#### Aim of the exercise:
Copy out all lines where "banner" appears.

=======

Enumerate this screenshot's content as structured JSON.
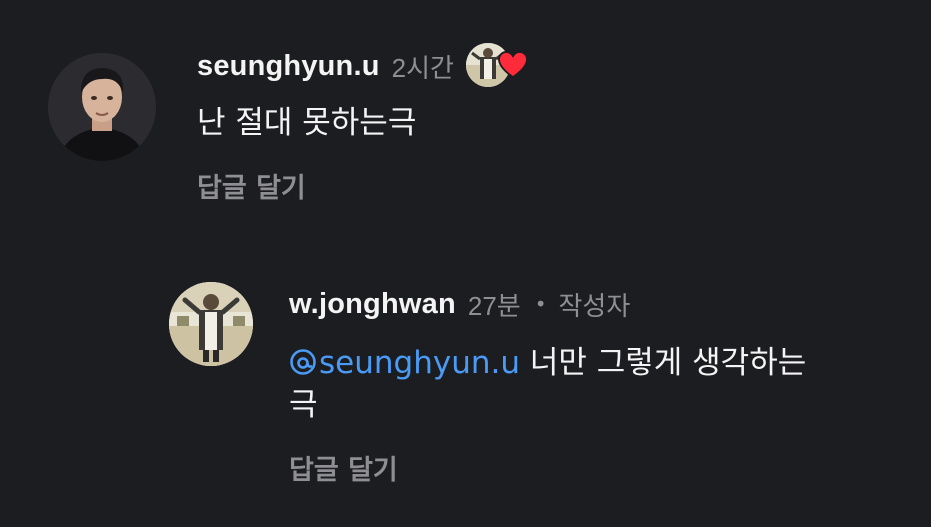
{
  "comments": [
    {
      "username": "seunghyun.u",
      "time": "2시간",
      "text": "난 절대 못하는극",
      "reply_label": "답글 달기",
      "liked_by_author": true
    },
    {
      "username": "w.jonghwan",
      "time": "27분",
      "separator": "•",
      "author_tag": "작성자",
      "mention": "seunghyun.u",
      "text_after_mention": " 너만 그렇게 생각하는 극",
      "reply_label": "답글 달기"
    }
  ],
  "colors": {
    "background": "#1c1d21",
    "text": "#f4f4f4",
    "muted": "#8e8e93",
    "mention": "#4a9bf5",
    "heart": "#ff2a3a"
  },
  "icons": {
    "heart": "heart-icon",
    "mention": "threads-at-icon"
  }
}
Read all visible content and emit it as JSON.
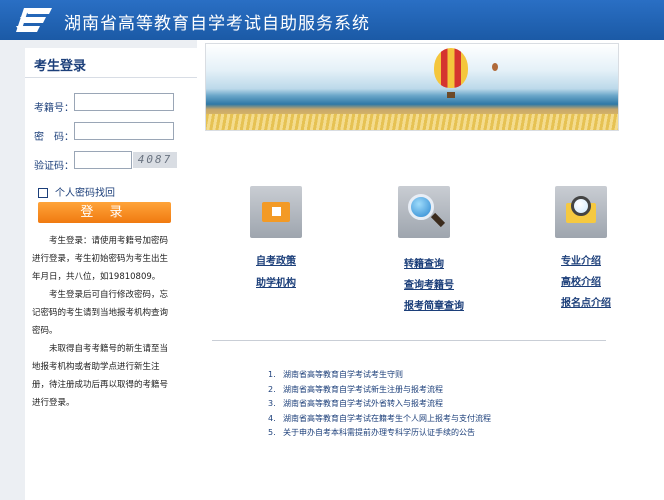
{
  "header": {
    "logo_icon": "e-logo-icon",
    "title": "湖南省高等教育自学考试自助服务系统",
    "color": "#1f63b4"
  },
  "login": {
    "title": "考生登录",
    "id_label": "考籍号：",
    "id_value": "",
    "password_label": "密　码：",
    "password_value": "",
    "captcha_label": "验证码：",
    "captcha_value": "",
    "captcha_image_text": "4087",
    "find_password_label": "个人密码找回",
    "submit_label": "登 录",
    "submit_color": "#f5871f",
    "notes": [
      "考生登录：请使用考籍号加密码进行登录，考生初始密码为考生出生年月日，共八位，如19810809。",
      "考生登录后可自行修改密码，忘记密码的考生请到当地报考机构查询密码。",
      "未取得自考考籍号的新生请至当地报考机构或者助学点进行新生注册，待注册成功后再以取得的考籍号进行登录。"
    ]
  },
  "banner": {
    "icon": "hot-air-balloon-banner-image"
  },
  "columns": [
    {
      "icon": "home-folder-icon",
      "links": [
        "自考政策",
        "助学机构"
      ]
    },
    {
      "icon": "magnifier-icon",
      "links": [
        "转籍查询",
        "查询考籍号",
        "报考简章查询"
      ]
    },
    {
      "icon": "folder-search-icon",
      "links": [
        "专业介绍",
        "高校介绍",
        "报名点介绍"
      ]
    }
  ],
  "news": [
    {
      "num": "1.",
      "text": "湖南省高等教育自学考试考生守则"
    },
    {
      "num": "2.",
      "text": "湖南省高等教育自学考试新生注册与报考流程"
    },
    {
      "num": "3.",
      "text": "湖南省高等教育自学考试外省转入与报考流程"
    },
    {
      "num": "4.",
      "text": "湖南省高等教育自学考试在籍考生个人网上报考与支付流程"
    },
    {
      "num": "5.",
      "text": "关于申办自考本科需提前办理专科学历认证手续的公告"
    }
  ]
}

=======

#### Answer to the exercise:
  "banner": {
    "icon": "hot-air-balloon-banner-image"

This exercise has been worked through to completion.